» **PROBLEM TO WORK ON**:
Search the records below for the word "from" and show every line where it occurs.

» **SUPPLIED RECORDS**:
┄┄┄┄┄┄┄┄┄┄
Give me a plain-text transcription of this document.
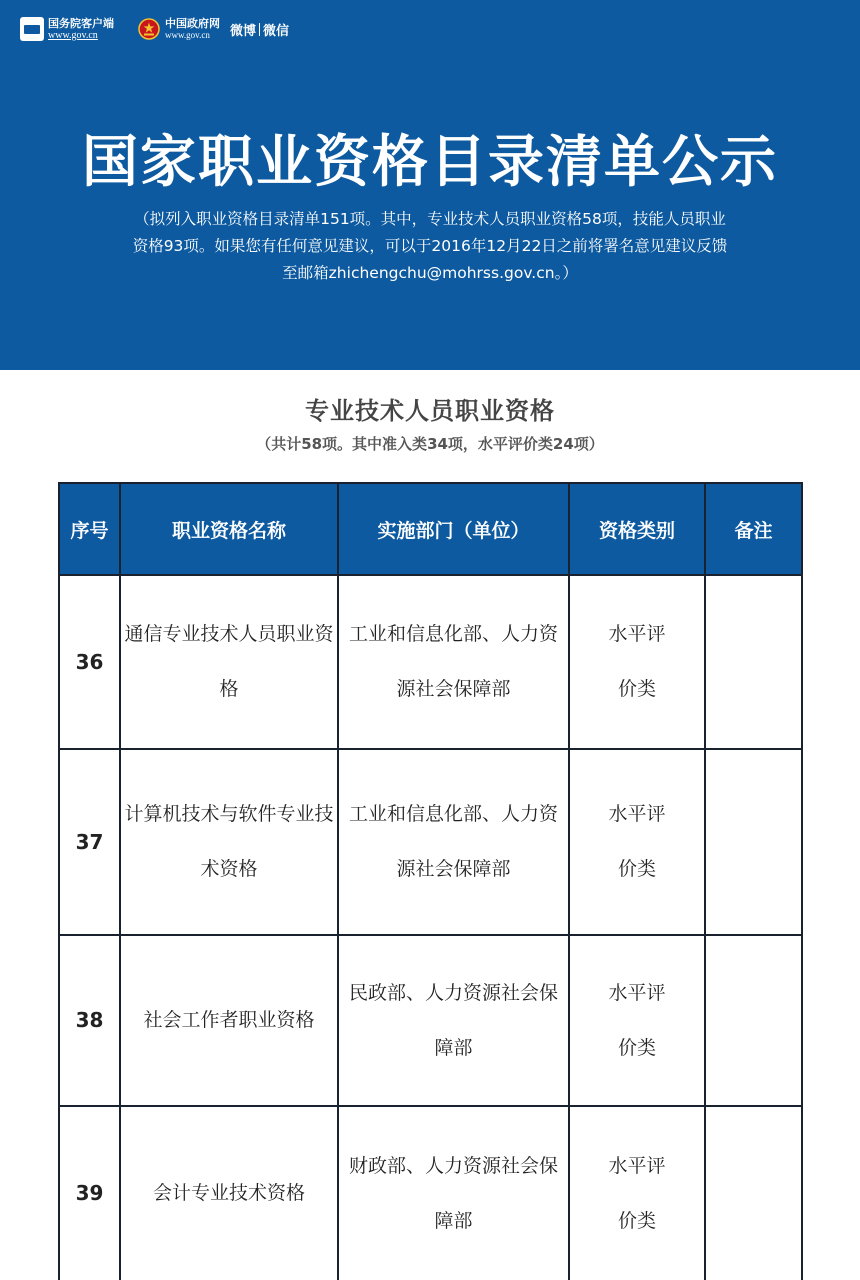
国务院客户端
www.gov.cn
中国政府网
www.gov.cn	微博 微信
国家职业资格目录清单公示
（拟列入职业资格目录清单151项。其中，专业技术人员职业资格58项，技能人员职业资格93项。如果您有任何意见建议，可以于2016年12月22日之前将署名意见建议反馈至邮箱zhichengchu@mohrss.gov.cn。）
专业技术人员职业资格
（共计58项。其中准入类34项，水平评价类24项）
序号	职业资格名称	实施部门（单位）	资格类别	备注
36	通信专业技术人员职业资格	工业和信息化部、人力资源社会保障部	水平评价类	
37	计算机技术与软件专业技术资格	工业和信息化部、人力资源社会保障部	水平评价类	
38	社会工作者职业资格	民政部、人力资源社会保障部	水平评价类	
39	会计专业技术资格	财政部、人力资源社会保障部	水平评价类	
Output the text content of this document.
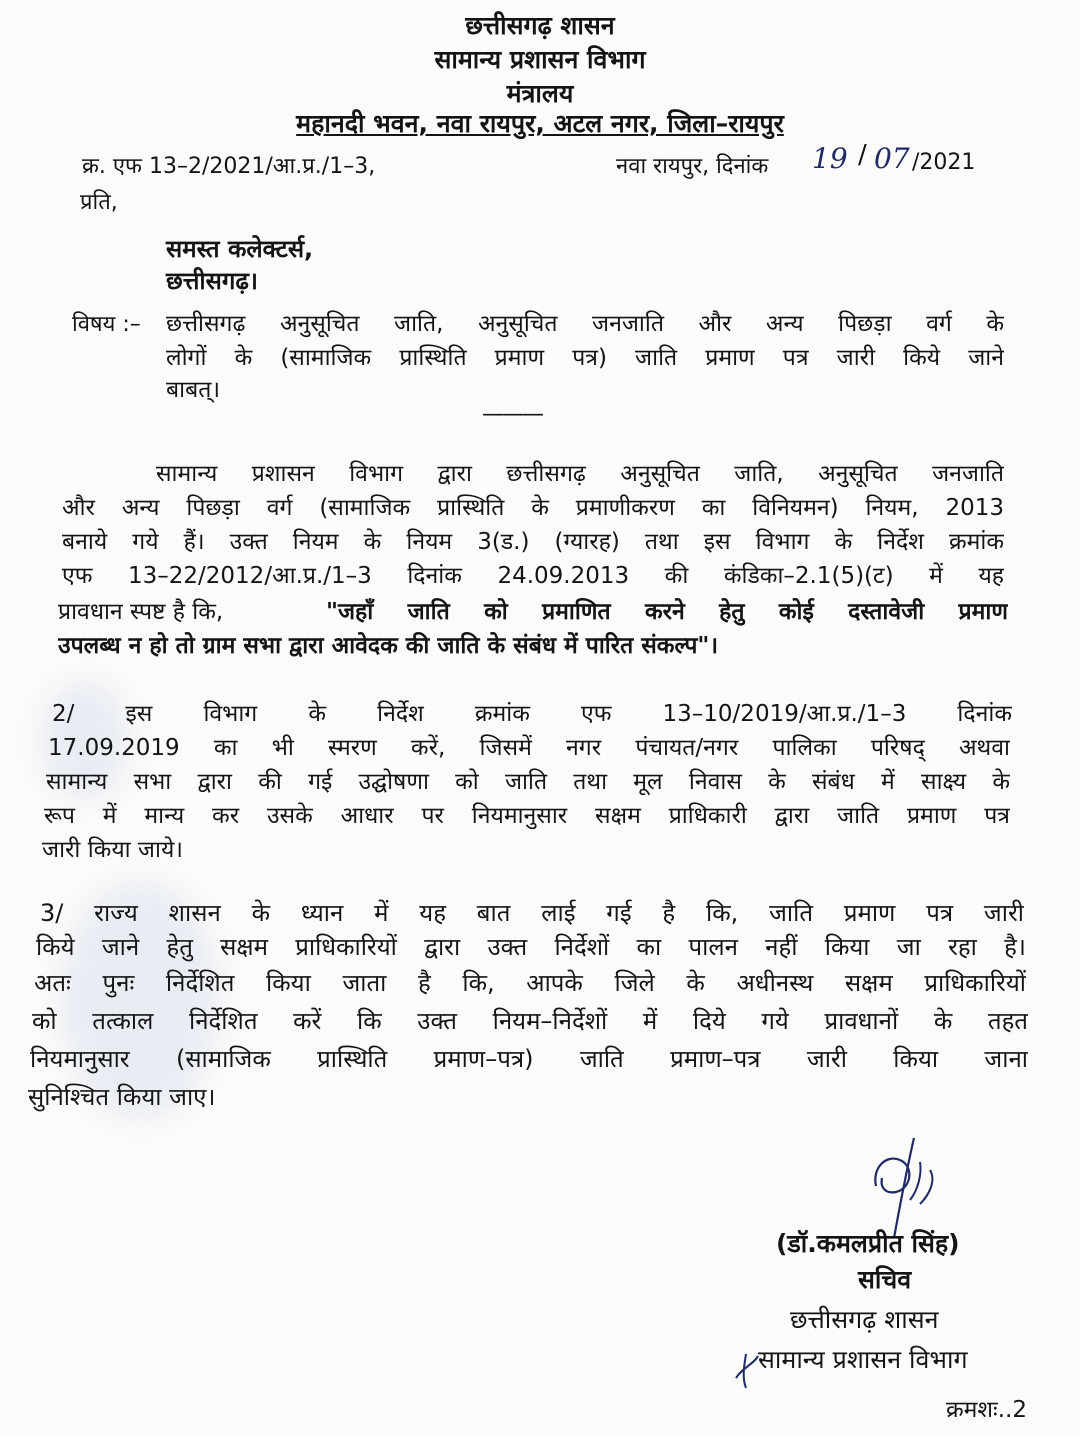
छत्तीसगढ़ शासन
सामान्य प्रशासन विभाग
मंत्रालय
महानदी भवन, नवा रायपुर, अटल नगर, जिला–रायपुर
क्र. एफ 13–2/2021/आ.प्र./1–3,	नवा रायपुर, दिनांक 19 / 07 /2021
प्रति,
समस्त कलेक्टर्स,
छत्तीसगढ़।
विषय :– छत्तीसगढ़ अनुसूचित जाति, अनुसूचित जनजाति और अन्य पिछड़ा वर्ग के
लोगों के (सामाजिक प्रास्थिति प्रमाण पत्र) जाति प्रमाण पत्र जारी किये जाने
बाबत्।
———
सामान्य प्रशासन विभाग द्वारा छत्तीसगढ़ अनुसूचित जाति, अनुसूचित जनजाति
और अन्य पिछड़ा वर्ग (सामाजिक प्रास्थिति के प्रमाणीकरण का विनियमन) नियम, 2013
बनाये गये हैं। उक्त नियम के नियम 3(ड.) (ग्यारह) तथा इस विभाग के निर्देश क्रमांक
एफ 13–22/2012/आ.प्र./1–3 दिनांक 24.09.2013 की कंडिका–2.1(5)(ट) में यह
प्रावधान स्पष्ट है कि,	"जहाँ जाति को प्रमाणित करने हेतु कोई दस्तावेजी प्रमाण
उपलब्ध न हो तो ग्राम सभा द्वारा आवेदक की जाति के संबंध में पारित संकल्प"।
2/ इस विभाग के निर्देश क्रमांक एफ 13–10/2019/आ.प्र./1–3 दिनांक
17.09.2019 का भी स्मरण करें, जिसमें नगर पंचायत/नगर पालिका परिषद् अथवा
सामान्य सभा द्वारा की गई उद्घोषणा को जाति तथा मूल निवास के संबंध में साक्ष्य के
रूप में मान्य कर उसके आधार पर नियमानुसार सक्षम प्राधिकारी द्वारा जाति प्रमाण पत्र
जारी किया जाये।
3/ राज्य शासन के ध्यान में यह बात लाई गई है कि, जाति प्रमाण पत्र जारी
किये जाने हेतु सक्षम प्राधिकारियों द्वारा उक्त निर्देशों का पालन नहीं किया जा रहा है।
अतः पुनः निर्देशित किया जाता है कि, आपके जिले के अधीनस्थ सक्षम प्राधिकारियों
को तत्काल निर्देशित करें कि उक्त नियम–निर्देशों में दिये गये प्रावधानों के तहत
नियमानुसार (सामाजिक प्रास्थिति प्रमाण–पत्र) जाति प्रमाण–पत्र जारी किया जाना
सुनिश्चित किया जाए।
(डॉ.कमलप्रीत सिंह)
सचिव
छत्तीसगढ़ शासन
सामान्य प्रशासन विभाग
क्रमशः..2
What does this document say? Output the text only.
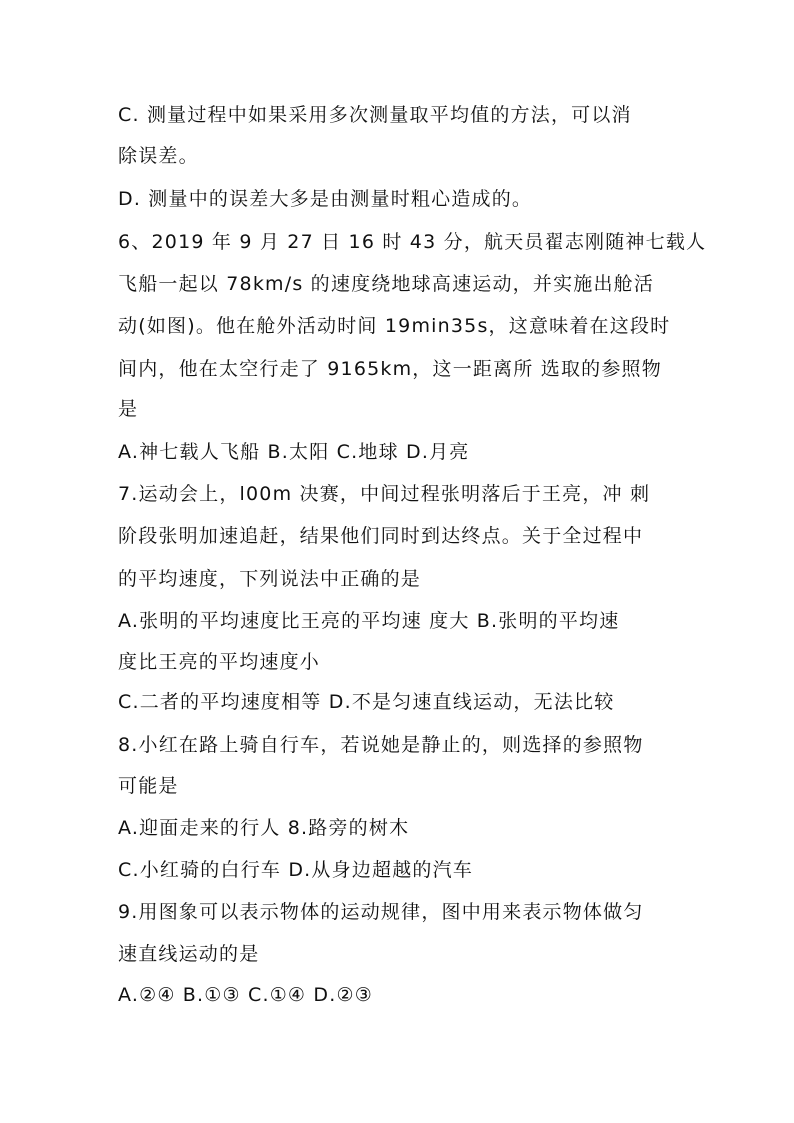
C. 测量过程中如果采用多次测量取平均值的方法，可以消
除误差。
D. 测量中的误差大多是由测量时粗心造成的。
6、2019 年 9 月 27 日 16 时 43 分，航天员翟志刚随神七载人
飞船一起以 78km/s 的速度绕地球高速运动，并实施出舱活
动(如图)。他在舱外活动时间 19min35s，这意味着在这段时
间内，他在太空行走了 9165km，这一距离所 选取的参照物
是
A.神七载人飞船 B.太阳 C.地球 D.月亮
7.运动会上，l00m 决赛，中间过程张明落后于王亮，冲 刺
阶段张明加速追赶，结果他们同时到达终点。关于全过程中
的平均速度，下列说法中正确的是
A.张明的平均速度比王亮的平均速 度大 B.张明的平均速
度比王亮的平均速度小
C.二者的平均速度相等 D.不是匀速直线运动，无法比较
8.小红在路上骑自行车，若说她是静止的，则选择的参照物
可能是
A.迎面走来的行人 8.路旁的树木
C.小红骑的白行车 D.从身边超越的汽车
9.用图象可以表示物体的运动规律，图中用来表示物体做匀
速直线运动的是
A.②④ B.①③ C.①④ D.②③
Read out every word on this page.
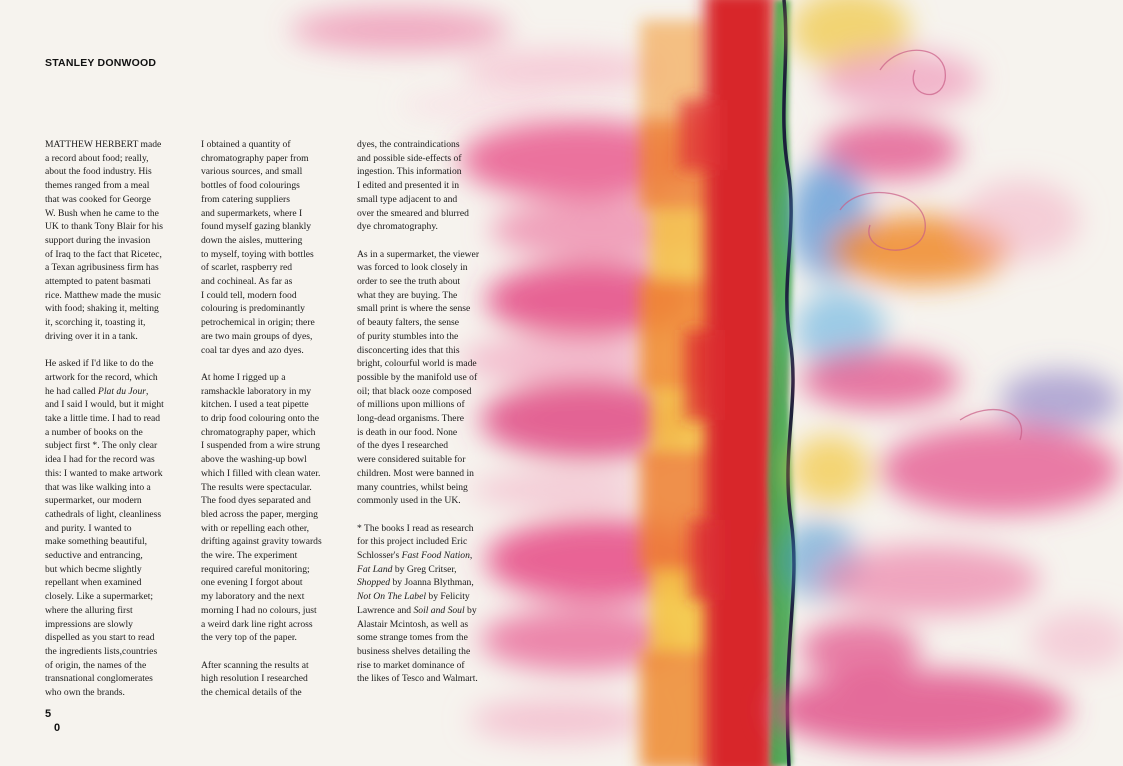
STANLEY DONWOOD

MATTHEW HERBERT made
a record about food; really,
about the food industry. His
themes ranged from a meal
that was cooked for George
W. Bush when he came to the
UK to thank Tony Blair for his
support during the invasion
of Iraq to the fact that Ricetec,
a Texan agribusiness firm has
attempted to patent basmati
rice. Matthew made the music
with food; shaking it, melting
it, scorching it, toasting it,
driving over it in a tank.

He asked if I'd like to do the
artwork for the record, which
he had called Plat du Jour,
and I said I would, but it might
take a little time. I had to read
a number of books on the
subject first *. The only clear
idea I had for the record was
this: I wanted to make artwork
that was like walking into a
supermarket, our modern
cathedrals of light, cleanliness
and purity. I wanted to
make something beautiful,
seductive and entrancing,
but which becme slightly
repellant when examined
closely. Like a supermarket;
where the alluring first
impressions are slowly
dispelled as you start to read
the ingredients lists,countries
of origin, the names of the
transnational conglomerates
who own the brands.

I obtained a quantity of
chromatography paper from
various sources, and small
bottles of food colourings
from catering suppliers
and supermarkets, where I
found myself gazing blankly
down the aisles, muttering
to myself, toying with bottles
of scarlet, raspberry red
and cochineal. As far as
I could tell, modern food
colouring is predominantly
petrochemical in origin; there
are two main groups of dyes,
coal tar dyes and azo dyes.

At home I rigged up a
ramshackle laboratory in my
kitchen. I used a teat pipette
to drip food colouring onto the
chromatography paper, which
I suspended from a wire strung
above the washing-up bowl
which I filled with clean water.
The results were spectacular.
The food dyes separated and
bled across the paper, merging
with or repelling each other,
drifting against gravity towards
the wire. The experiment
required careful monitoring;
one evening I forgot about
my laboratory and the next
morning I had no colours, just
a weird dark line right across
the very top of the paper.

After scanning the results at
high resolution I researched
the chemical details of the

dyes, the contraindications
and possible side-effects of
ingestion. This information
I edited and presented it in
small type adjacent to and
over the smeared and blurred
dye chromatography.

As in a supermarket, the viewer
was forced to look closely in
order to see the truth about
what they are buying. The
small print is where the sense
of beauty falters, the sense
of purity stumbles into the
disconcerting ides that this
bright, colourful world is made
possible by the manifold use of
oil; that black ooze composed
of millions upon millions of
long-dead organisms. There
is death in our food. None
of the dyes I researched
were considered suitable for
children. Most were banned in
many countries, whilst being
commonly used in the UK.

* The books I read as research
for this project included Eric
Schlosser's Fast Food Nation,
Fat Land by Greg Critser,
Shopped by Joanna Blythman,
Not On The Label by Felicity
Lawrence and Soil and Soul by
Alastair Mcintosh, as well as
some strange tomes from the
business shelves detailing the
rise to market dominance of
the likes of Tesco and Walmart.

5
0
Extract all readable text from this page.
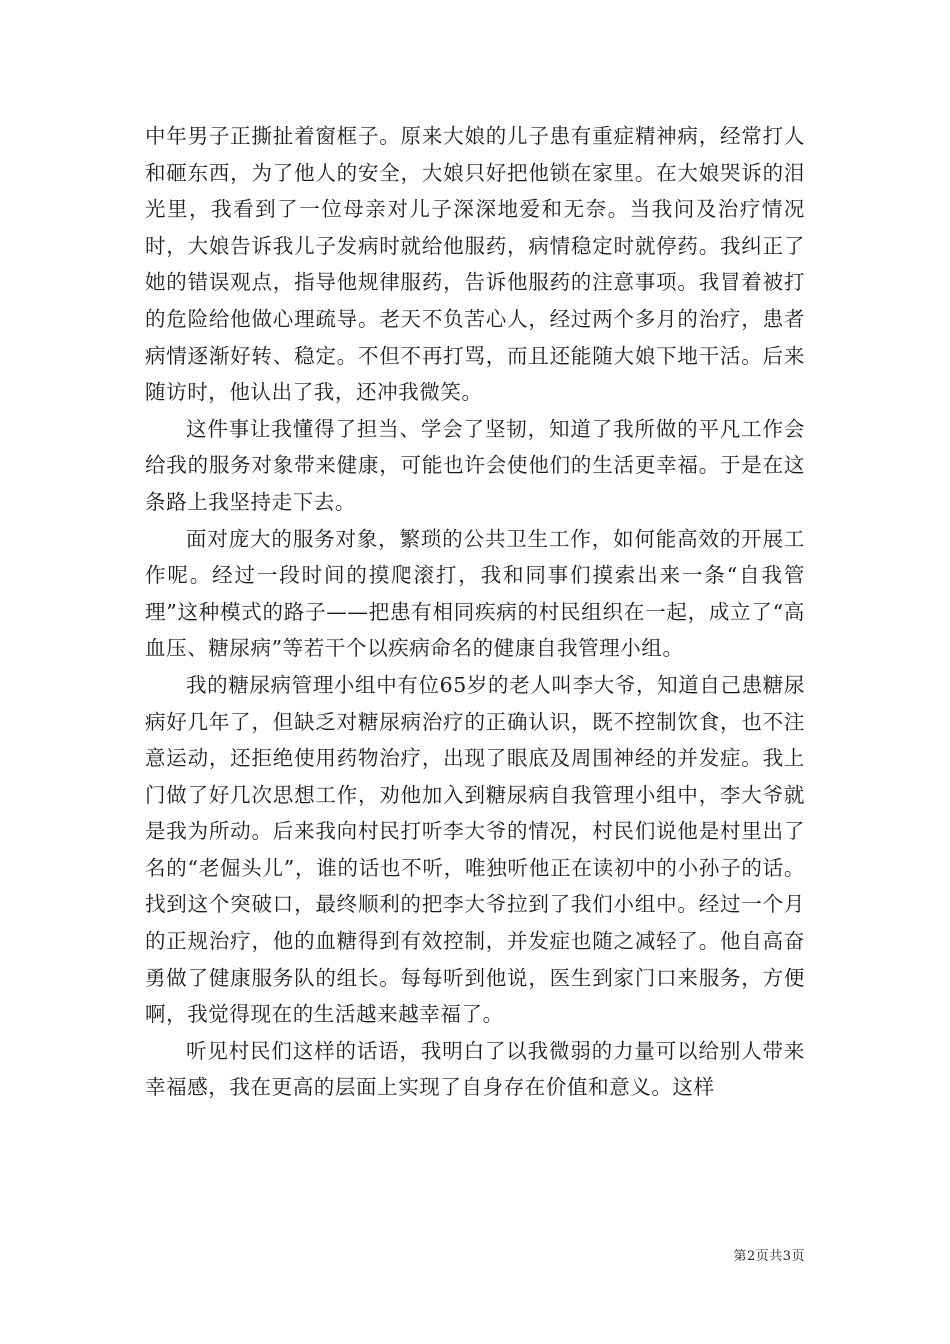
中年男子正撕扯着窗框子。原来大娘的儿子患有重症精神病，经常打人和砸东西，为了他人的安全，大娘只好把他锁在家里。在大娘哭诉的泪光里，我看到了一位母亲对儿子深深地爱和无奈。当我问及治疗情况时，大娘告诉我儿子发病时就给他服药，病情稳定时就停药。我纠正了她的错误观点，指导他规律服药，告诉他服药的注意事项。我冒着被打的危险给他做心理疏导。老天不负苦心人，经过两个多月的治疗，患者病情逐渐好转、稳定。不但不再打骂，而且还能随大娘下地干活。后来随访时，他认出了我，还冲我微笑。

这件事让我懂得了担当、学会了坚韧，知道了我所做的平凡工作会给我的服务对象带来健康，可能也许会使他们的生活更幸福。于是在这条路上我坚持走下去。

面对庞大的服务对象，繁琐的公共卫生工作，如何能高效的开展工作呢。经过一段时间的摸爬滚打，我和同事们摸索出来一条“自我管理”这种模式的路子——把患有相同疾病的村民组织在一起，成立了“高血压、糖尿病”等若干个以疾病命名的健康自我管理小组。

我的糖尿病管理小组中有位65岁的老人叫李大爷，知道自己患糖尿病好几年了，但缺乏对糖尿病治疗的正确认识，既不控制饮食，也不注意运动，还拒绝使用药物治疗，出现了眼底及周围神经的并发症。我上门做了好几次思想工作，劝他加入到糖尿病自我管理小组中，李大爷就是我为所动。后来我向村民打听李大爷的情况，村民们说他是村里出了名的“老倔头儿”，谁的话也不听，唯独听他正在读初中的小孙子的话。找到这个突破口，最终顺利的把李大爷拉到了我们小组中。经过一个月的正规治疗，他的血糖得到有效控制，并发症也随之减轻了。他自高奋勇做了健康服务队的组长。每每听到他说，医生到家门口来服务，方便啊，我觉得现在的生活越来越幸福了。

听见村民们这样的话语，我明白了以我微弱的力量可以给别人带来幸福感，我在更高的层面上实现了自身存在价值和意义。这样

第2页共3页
┄┄┄┄┄┄┄┄┄┄
» **SOLUTION BELOW**:
themes ranged from a meal
chromatography paper from
from catering suppliers
I suspended from a wire strung
some strange tomes from the
Extract all readable text from this page.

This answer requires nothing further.